### Figure contents as structured data
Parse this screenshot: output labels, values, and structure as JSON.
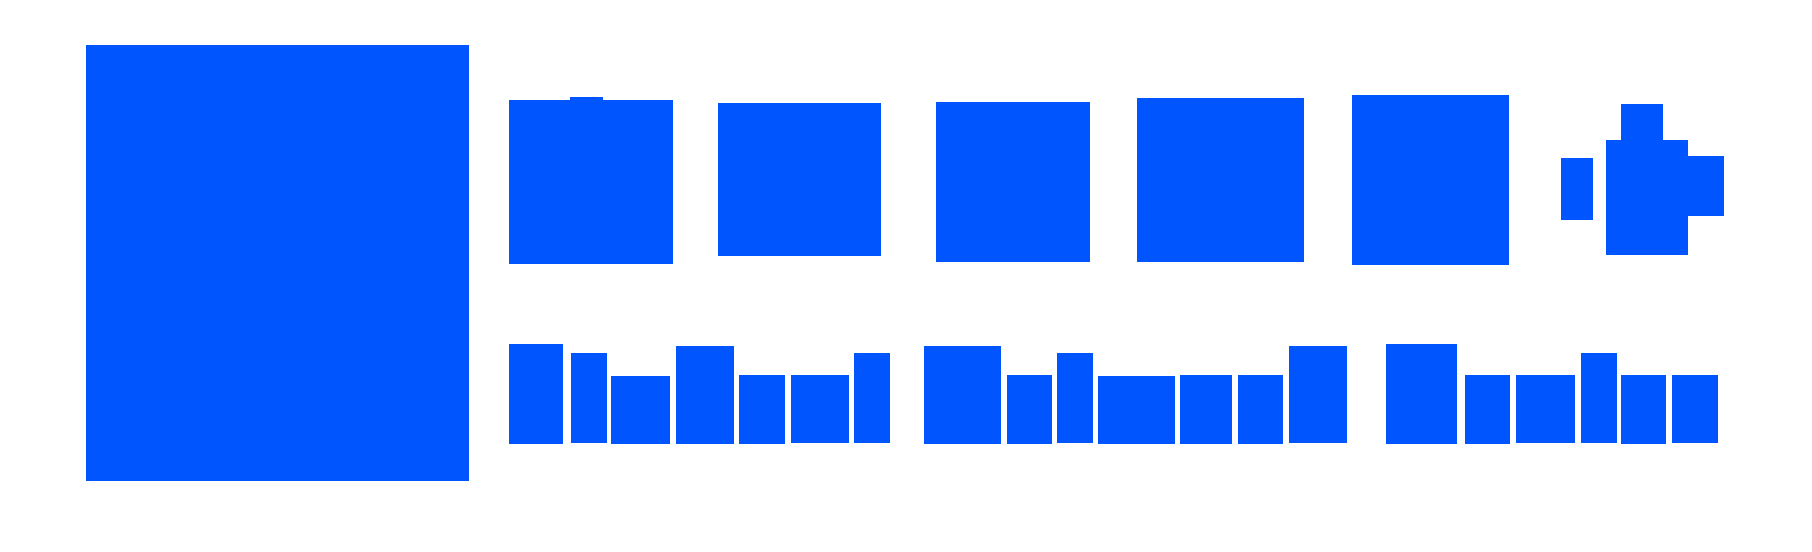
{
  "logo": {
    "accent_color": "#0055FF",
    "background_color": "#FFFFFF",
    "icon_name": "solid-square-logo-mark"
  }
}
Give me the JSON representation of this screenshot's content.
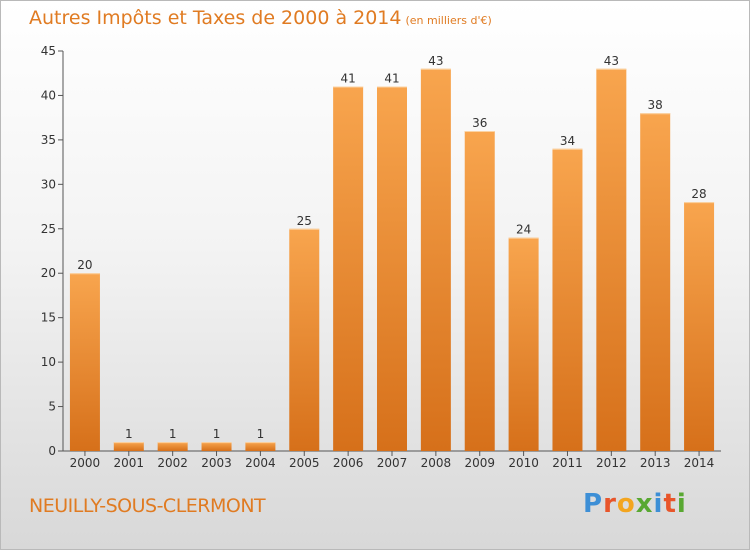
{
  "header": {
    "title": "Autres Impôts et Taxes de 2000 à 2014",
    "unit": "(en milliers d'€)"
  },
  "footer": {
    "place": "NEUILLY-SOUS-CLERMONT",
    "logo_letters": [
      "P",
      "r",
      "o",
      "x",
      "i",
      "t",
      "i"
    ],
    "logo_colors": [
      "#3d8fd6",
      "#e8552a",
      "#f3a51f",
      "#59a832",
      "#3d8fd6",
      "#e8552a",
      "#59a832"
    ]
  },
  "chart_data": {
    "type": "bar",
    "title": "Autres Impôts et Taxes de 2000 à 2014",
    "categories": [
      "2000",
      "2001",
      "2002",
      "2003",
      "2004",
      "2005",
      "2006",
      "2007",
      "2008",
      "2009",
      "2010",
      "2011",
      "2012",
      "2013",
      "2014"
    ],
    "values": [
      20,
      1,
      1,
      1,
      1,
      25,
      41,
      41,
      43,
      36,
      24,
      34,
      43,
      38,
      28
    ],
    "ylim": [
      0,
      45
    ],
    "yticks": [
      0,
      5,
      10,
      15,
      20,
      25,
      30,
      35,
      40,
      45
    ],
    "grid": false,
    "bar_color_top": "#f8a54e",
    "bar_color_bottom": "#d6701a"
  }
}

### Given task
In the records above, find each line that holds the word "screenshot"; copy all such lines.

### The result
Parse this screenshot: output labels, values, and structure as JSON.
Give me the JSON representation of this screenshot's content.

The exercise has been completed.